• [Aim of the exercise]:
Gather each line of the records where "Krauss" appears.

• [Dataset excerpts]:
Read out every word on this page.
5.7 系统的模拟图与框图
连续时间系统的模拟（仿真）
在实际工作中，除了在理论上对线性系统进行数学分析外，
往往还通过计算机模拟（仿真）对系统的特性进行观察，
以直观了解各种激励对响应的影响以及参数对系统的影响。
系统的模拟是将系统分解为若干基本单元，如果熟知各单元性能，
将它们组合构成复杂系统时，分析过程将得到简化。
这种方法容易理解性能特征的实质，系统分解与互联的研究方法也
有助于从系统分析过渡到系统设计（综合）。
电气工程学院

==

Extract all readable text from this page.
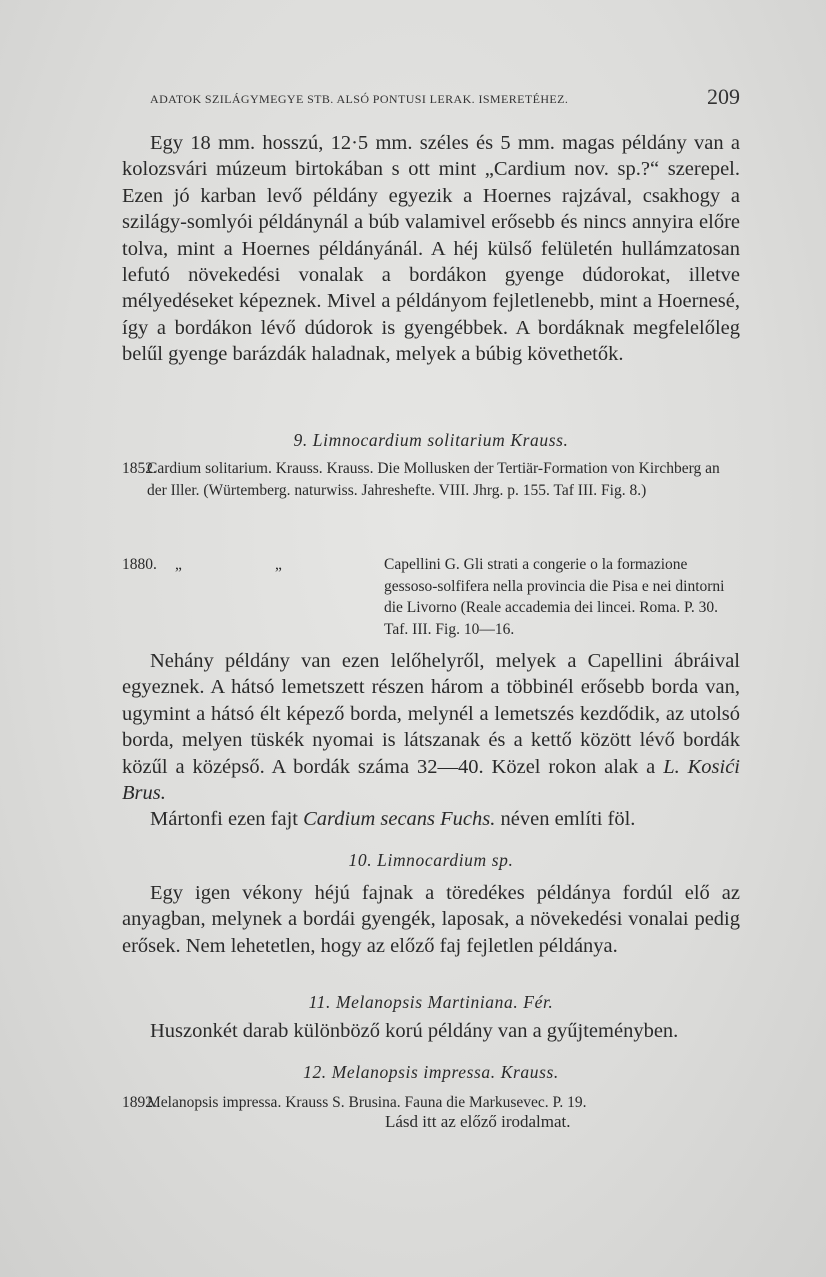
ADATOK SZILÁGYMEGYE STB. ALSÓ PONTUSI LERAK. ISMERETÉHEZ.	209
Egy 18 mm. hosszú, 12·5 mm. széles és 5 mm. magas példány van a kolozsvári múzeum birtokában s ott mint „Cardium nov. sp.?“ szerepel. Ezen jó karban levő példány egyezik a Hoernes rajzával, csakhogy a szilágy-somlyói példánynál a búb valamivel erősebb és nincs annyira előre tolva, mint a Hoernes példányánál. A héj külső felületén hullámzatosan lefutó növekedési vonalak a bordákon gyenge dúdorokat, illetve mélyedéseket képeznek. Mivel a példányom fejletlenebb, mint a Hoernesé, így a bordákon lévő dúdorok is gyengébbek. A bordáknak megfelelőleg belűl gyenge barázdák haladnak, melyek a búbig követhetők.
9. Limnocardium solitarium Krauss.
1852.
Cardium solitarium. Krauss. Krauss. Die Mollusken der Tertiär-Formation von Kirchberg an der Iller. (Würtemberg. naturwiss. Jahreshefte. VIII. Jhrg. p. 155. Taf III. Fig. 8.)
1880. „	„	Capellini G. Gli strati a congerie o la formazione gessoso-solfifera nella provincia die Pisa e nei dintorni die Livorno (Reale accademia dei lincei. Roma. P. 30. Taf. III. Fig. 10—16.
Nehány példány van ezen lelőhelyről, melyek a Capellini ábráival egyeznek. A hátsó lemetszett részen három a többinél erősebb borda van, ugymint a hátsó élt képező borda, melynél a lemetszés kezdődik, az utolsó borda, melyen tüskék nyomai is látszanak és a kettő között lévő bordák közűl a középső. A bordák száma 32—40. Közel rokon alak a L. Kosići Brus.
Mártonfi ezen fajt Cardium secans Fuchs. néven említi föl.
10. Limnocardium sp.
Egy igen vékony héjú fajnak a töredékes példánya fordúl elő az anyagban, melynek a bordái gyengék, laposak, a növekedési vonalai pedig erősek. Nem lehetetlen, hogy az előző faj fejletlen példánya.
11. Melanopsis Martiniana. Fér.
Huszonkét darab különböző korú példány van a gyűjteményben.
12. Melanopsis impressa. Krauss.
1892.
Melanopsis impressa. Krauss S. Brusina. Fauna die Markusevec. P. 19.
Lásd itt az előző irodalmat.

---

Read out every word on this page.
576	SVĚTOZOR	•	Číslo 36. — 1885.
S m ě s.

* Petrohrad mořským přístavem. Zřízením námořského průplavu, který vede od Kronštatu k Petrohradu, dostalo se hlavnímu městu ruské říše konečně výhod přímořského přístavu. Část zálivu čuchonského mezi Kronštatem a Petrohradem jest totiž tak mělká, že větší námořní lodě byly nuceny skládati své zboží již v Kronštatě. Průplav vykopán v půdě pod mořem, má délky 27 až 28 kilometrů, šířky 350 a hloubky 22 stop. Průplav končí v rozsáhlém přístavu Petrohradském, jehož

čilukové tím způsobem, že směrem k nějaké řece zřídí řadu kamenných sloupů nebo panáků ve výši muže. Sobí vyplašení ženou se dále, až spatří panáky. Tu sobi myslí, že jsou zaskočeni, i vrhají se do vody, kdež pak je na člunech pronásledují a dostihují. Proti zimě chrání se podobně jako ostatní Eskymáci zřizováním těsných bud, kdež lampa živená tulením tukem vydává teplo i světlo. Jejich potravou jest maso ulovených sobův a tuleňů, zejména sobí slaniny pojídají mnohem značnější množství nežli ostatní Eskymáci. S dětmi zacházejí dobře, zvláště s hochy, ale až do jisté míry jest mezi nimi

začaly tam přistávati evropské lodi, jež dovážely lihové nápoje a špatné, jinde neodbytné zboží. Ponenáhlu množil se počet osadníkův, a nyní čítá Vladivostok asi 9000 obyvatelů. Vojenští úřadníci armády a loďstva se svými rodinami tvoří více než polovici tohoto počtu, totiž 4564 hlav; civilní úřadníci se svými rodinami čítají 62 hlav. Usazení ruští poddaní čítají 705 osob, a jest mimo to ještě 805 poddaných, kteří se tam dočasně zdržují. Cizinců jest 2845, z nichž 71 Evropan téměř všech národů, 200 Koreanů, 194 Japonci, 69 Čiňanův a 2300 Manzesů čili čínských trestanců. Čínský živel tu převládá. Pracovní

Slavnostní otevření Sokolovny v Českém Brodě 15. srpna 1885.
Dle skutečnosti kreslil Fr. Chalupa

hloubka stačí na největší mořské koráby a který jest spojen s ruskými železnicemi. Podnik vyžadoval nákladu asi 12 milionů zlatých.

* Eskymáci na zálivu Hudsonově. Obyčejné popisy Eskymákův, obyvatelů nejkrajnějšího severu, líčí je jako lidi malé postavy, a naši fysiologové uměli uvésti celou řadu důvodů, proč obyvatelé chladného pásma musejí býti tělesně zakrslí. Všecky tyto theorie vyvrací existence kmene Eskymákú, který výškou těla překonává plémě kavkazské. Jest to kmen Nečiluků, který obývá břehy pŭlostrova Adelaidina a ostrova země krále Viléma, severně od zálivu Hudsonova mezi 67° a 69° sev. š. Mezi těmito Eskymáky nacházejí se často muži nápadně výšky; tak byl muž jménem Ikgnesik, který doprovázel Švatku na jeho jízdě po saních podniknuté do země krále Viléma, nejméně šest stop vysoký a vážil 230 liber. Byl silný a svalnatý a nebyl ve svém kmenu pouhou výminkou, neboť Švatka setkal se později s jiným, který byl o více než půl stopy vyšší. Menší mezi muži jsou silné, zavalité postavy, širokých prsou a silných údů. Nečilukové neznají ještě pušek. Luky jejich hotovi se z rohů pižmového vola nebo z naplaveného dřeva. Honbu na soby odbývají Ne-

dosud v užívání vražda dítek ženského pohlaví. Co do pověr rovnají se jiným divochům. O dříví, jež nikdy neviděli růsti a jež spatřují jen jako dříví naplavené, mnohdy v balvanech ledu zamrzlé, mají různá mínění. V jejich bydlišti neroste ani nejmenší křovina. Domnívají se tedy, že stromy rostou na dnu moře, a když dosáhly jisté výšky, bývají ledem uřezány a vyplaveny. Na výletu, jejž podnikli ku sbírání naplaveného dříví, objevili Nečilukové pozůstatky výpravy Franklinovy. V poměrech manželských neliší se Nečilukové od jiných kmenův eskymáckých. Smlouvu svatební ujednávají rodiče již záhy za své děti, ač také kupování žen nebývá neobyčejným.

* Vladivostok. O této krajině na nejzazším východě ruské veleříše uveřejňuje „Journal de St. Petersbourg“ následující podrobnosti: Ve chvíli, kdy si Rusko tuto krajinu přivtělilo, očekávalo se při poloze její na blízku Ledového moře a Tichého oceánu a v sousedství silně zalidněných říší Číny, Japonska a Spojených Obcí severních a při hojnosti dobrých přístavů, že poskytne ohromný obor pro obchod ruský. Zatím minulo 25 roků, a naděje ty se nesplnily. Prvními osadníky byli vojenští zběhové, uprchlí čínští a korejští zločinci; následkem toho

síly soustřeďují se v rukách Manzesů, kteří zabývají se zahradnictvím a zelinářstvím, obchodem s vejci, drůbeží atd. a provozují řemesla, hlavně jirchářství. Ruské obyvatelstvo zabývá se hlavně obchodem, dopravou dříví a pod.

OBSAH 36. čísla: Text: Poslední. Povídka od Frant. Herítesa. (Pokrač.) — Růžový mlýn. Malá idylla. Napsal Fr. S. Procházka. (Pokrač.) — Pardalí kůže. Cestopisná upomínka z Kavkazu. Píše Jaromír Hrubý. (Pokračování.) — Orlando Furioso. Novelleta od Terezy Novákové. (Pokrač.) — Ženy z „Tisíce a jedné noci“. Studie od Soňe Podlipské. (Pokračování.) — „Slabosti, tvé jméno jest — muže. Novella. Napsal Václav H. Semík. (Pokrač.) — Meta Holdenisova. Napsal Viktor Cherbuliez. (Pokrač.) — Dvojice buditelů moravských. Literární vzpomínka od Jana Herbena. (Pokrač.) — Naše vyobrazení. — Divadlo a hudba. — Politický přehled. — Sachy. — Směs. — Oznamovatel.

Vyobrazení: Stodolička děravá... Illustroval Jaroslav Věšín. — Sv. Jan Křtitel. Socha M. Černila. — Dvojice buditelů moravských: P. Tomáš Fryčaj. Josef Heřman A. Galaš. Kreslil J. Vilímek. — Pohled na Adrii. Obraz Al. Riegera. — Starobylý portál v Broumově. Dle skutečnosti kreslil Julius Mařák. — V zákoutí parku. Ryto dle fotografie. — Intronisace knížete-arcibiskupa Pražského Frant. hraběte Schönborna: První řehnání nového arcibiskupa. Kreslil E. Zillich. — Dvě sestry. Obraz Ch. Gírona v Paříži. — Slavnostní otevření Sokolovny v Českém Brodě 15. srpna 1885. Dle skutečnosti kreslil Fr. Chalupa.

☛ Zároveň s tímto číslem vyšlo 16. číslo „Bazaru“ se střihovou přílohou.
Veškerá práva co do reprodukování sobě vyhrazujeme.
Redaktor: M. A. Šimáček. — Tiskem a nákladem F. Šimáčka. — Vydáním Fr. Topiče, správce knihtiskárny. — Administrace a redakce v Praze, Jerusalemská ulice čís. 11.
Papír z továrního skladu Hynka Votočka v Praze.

• [Solved problem]:
9. Limnocardium solitarium Krauss.
Cardium solitarium. Krauss. Krauss. Die Mollusken der Tertiär-Formation von Kirchberg an der Iller. (Würtemberg. naturwiss. Jahreshefte. VIII. Jhrg. p. 155. Taf III. Fig. 8.)
12. Melanopsis impressa. Krauss.
Melanopsis impressa. Krauss S. Brusina. Fauna die Markusevec. P. 19.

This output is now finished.